## Exercise goal
Copy each line in the data that includes the word "child".

___ Excerpted data

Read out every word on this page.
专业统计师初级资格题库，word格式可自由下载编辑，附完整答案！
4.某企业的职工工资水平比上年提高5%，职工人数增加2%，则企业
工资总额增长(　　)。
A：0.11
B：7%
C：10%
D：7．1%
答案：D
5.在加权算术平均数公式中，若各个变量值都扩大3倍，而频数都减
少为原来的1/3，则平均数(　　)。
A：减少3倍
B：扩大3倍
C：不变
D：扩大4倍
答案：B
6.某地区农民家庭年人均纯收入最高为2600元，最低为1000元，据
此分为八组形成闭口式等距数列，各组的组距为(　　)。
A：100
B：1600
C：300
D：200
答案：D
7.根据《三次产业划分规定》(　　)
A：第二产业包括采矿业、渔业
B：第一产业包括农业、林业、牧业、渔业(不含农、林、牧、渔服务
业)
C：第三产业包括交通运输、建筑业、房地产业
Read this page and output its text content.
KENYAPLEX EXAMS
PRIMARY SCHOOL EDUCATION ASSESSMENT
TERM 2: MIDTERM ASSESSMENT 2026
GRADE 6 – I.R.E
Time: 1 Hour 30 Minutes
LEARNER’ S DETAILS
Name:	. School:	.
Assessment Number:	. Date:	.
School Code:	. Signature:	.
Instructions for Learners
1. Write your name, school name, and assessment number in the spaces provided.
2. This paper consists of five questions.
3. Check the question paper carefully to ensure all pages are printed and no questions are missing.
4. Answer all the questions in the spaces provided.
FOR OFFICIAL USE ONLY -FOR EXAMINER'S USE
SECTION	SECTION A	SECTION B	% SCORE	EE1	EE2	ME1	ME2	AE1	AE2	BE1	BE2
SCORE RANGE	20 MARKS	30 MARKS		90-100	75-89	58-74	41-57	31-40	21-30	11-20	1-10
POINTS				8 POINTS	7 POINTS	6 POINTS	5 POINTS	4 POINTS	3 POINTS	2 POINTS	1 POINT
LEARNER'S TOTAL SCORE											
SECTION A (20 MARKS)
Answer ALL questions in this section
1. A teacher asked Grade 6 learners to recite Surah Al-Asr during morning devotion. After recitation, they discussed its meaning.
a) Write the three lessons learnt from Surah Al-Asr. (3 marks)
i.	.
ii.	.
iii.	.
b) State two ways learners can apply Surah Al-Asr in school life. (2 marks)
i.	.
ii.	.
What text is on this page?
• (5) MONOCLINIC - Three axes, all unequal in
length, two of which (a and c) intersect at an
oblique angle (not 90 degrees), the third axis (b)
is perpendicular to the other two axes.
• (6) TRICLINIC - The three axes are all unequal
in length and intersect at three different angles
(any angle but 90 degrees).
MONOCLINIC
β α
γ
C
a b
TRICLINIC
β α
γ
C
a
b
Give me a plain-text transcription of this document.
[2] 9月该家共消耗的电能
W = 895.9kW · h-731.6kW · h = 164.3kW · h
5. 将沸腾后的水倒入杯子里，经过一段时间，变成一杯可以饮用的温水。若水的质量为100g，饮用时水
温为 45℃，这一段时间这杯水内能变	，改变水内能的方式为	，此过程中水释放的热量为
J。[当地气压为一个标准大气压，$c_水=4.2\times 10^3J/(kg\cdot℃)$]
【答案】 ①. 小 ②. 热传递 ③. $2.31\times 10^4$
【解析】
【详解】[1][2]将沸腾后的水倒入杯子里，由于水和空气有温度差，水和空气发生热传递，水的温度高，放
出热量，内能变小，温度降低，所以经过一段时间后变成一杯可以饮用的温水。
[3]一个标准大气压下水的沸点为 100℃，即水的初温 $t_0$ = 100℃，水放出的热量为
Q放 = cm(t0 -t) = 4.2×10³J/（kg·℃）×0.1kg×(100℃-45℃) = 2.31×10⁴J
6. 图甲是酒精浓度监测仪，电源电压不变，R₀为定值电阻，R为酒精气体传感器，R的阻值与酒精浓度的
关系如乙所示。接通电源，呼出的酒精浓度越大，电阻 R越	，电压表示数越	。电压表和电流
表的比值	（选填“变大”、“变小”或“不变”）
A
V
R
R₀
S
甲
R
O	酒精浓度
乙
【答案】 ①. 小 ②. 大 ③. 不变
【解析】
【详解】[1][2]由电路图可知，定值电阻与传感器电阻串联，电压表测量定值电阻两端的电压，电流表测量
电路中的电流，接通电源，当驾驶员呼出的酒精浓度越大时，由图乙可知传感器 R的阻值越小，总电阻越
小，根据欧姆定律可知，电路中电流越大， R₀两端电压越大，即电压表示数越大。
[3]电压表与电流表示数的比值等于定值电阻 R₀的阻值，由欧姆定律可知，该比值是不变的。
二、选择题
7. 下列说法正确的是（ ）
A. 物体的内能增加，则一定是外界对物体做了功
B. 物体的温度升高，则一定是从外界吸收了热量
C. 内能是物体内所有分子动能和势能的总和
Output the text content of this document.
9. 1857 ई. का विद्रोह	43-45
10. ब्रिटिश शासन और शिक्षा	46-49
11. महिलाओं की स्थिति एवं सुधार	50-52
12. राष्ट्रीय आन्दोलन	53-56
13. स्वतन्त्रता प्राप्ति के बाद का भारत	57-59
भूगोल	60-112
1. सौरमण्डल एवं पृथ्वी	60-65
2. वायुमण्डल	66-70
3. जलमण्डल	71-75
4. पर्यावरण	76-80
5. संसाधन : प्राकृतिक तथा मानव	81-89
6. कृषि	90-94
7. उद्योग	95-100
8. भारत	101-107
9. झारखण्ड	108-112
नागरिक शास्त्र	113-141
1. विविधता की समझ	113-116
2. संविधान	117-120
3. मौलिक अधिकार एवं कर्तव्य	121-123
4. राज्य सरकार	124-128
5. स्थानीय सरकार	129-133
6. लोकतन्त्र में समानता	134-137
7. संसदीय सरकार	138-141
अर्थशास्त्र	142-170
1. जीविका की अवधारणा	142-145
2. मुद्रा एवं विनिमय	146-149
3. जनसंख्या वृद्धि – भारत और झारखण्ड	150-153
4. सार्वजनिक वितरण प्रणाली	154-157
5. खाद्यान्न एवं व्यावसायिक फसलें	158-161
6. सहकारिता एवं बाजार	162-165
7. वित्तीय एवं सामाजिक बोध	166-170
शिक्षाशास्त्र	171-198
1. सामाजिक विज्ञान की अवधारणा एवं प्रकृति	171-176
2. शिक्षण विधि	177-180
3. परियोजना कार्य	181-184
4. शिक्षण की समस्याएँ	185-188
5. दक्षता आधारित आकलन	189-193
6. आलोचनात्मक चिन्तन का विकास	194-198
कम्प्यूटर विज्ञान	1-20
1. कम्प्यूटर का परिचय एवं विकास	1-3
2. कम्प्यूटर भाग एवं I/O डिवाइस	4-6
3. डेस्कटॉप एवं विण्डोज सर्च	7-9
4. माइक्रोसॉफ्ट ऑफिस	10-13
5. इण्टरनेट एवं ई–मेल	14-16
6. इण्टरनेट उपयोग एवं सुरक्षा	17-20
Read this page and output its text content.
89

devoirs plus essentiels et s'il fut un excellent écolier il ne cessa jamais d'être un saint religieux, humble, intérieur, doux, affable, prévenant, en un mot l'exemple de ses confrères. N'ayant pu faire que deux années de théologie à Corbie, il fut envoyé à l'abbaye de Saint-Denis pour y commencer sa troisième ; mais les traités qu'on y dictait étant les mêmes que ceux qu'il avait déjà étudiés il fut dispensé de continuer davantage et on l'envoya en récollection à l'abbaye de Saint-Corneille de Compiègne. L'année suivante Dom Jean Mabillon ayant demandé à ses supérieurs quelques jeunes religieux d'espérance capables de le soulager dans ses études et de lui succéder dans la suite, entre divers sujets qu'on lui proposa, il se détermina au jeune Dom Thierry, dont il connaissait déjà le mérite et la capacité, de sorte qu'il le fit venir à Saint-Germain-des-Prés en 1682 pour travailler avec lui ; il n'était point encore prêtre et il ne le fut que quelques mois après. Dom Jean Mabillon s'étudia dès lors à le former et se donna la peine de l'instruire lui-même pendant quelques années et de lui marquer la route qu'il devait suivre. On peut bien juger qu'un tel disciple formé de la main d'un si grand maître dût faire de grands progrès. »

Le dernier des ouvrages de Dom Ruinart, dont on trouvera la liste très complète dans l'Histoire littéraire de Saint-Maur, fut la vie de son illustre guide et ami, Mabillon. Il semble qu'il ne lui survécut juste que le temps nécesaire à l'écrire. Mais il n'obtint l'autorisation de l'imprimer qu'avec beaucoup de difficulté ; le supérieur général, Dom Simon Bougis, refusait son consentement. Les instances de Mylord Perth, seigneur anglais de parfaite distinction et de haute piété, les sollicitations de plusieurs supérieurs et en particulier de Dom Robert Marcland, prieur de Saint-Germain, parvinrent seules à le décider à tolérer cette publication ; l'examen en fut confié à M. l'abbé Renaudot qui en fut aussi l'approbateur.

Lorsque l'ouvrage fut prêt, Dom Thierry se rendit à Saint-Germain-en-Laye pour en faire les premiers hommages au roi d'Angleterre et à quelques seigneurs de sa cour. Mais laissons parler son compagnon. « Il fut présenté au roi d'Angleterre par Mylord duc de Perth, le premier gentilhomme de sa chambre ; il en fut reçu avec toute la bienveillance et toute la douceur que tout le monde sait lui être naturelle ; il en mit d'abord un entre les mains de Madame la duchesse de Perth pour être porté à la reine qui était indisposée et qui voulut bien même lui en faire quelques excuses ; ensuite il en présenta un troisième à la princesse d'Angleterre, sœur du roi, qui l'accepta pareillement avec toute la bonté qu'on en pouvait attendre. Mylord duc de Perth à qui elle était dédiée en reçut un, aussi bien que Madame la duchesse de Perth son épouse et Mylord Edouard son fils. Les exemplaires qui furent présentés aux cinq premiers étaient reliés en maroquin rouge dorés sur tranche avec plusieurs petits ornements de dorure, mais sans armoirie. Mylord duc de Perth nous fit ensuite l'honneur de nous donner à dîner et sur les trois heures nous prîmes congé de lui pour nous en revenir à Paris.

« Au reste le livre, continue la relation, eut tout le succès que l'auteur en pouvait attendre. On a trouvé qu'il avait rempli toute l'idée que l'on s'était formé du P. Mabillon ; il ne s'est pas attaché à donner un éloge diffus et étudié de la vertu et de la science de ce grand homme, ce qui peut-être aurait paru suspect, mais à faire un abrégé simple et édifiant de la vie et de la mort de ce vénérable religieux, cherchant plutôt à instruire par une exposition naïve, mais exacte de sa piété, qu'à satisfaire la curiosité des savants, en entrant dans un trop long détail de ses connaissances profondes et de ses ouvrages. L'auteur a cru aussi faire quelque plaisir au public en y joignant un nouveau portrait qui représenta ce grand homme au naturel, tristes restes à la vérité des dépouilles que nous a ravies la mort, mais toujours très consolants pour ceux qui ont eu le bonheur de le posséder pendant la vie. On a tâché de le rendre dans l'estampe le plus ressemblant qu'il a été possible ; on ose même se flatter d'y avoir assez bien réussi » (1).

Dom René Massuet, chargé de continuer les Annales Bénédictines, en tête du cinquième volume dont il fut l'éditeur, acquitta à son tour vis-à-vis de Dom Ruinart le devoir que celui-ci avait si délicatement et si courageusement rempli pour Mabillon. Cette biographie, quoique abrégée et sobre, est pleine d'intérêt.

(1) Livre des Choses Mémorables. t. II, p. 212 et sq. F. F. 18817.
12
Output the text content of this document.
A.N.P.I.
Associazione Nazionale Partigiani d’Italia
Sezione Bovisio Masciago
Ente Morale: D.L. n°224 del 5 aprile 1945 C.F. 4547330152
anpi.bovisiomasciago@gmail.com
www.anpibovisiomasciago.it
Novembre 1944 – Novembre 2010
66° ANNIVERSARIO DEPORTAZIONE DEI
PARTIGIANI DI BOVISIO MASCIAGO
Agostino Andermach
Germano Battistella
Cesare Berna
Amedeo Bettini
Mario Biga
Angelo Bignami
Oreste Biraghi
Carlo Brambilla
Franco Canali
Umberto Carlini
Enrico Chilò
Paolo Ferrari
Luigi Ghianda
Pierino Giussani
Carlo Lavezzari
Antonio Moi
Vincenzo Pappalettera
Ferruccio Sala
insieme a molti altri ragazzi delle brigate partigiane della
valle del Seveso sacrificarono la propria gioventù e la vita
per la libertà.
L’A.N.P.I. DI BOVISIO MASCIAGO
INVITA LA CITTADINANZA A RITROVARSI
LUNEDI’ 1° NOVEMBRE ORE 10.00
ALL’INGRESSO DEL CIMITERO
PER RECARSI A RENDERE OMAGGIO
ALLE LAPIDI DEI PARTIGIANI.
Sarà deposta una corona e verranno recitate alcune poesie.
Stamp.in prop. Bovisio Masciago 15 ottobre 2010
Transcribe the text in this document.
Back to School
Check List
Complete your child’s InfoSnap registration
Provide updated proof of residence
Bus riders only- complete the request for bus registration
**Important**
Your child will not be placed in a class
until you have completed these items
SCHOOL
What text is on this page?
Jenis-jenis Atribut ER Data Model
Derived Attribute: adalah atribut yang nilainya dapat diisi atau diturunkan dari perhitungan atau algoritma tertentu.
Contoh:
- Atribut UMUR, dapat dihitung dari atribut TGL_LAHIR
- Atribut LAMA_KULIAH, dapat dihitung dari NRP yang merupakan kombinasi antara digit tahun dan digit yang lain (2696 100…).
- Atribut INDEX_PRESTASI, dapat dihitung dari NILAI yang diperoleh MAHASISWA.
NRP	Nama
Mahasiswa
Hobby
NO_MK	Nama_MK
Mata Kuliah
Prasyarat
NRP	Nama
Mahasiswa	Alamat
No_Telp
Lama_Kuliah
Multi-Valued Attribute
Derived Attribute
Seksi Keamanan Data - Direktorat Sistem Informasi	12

______

## Solution to this problem
Complete your child’s InfoSnap registration
Your child will not be placed in a class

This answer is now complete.